→ ARBEITSAUFTRAG: Fassen Sie den Text über das Gutachten von Stilz in zwei Sätzen zusammen.

→ TEXT:
%%

In dieser Situation beauftragte die Bank Stilz laut Achleitner zu prüfen, ob Fitschen trotz des laufenden Verfahrens weiter die Voraussetzungen als „Geschäftsleiter eines Kreditinstituts“ erfülle. Als unabhängiger Gutachter sei er „sowohl durch seine fachliche Expertise als auch durch seine persönliche Integrität … bestens ausgewiesen“ gewesen, pries ihn der Chefkontrolleur. Bezahlt habe ihn die Bank, verriet Achleitner den Aktionären, in welcher Höhe nicht.

Ratschläge je nach Lage verändert

Ein Gutachten zu einer Rechtsfrage einzuholen – das wäre nichts Ungewöhnliches. Doch die Staatsanwaltschaft München zeichnet ein anderes Bild von Stilz’ Rolle. In ihrer Anklageschrift gegen Fitschen und Co. erscheint der Topjurist als eine Art Strategieberater, der der Bank Tipps gibt, wie sie auf die neuesten Züge der Strafverfolger reagieren soll. Dabei muss er seine Ratschläge mehrfach korrigieren, liegt aus ihrer Sicht zuweilen immer noch falsch und irre am Ende in einer zentralen Annahme. Im Hauptgutachten konstatiert Stilz laut Anklage zunächst, Fitschen habe sich nicht strafbar gemacht, der Aufsichtsrat müsse keine Konsequenzen ziehen. Nebenbei prüft er, ob der Co-Vorstandschef verpflichtet sei, etwaige Falschaussagen seiner Kollegen im Zivilprozess zu korrigieren. Im Kern geht es darum, ob die Bank nicht doch an der Zerschlagung von Kirchs Imperium verdienen wollte. Erstes Ergebnis im Januar 2014: nicht nötig. Schon das mutet seltsam an für jemanden, der gerne „fehlende Wahrhaftigkeit“ in der Wirtschaft beklagt.

%%

→ EINTRÄGE:
%%

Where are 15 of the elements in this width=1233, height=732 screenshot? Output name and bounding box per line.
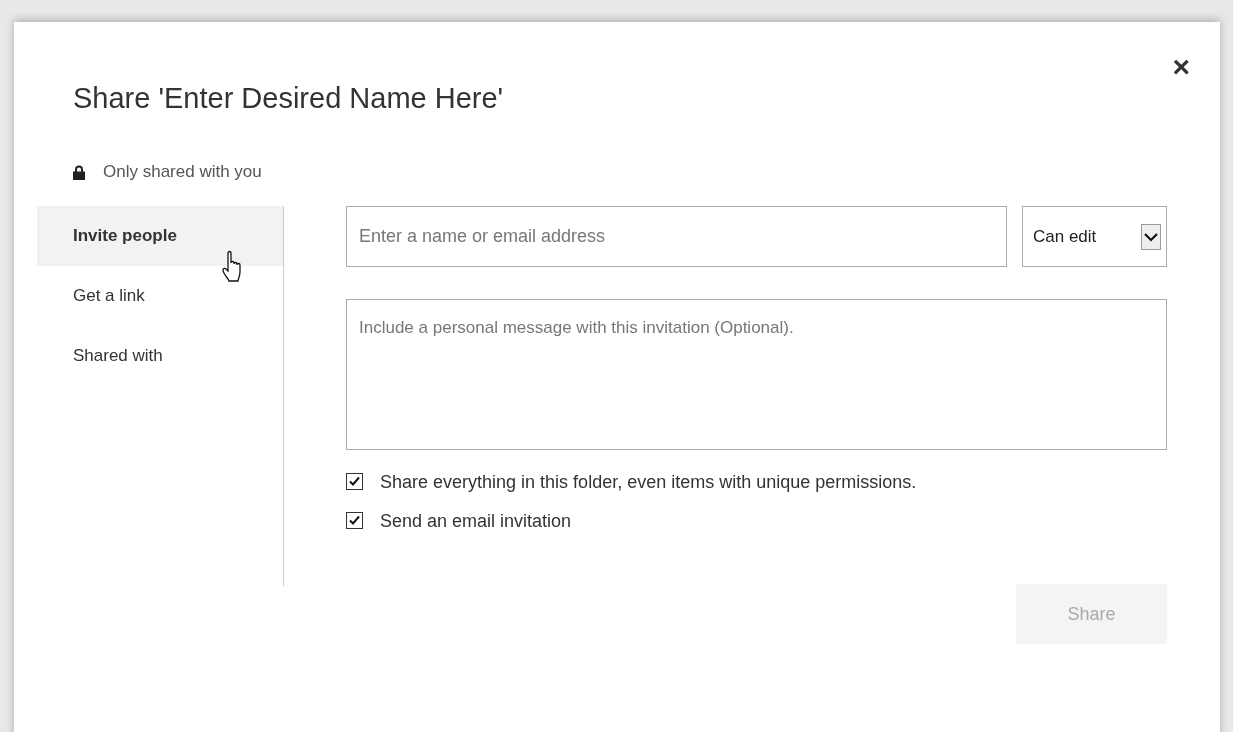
caret-icon bbox=[1141, 223, 1161, 250]
sidebar-item[interactable]: Invite people bbox=[37, 206, 283, 266]
checkbox-label: Share everything in this folder, even items with unique permissions. bbox=[380, 472, 917, 492]
checkbox[interactable] bbox=[346, 473, 363, 490]
checkbox-label: Send an email invitation bbox=[380, 511, 572, 531]
dialog-title: Share 'Enter Desired Name Here' bbox=[73, 81, 505, 116]
sharing-status: Only shared with you bbox=[103, 162, 262, 182]
permission-dropdown[interactable]: Can edit bbox=[1022, 206, 1167, 267]
sidebar-item[interactable]: Get a link bbox=[37, 266, 283, 326]
lock-icon bbox=[73, 164, 85, 180]
name-input-field[interactable]: Enter a name or email address bbox=[346, 206, 1007, 267]
checkbox[interactable] bbox=[346, 512, 363, 529]
close-button[interactable]: × bbox=[1168, 52, 1194, 82]
sidebar-item[interactable]: Shared with bbox=[37, 326, 283, 386]
message-field[interactable]: Include a personal message with this invitation (Optional). bbox=[346, 299, 1167, 450]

%%

→ SCHRIFTLICHE LÖSUNG: Laut Achleitner beauftragte die Bank Stilz gegen Bezahlung mit der Prüfung, ob Fitschen trotz des laufenden Verfahrens weiterhin die Voraussetzungen als Geschäftsleiter eines Kreditinstituts erfüllt. Die Staatsanwaltschaft München stellt Stilz in ihrer Anklageschrift dagegen als eine Art Strategieberater dar, der seine Ratschläge mehrfach korrigieren musste und im Hauptgutachten zunächst feststellte, Fitschen habe sich nicht strafbar gemacht.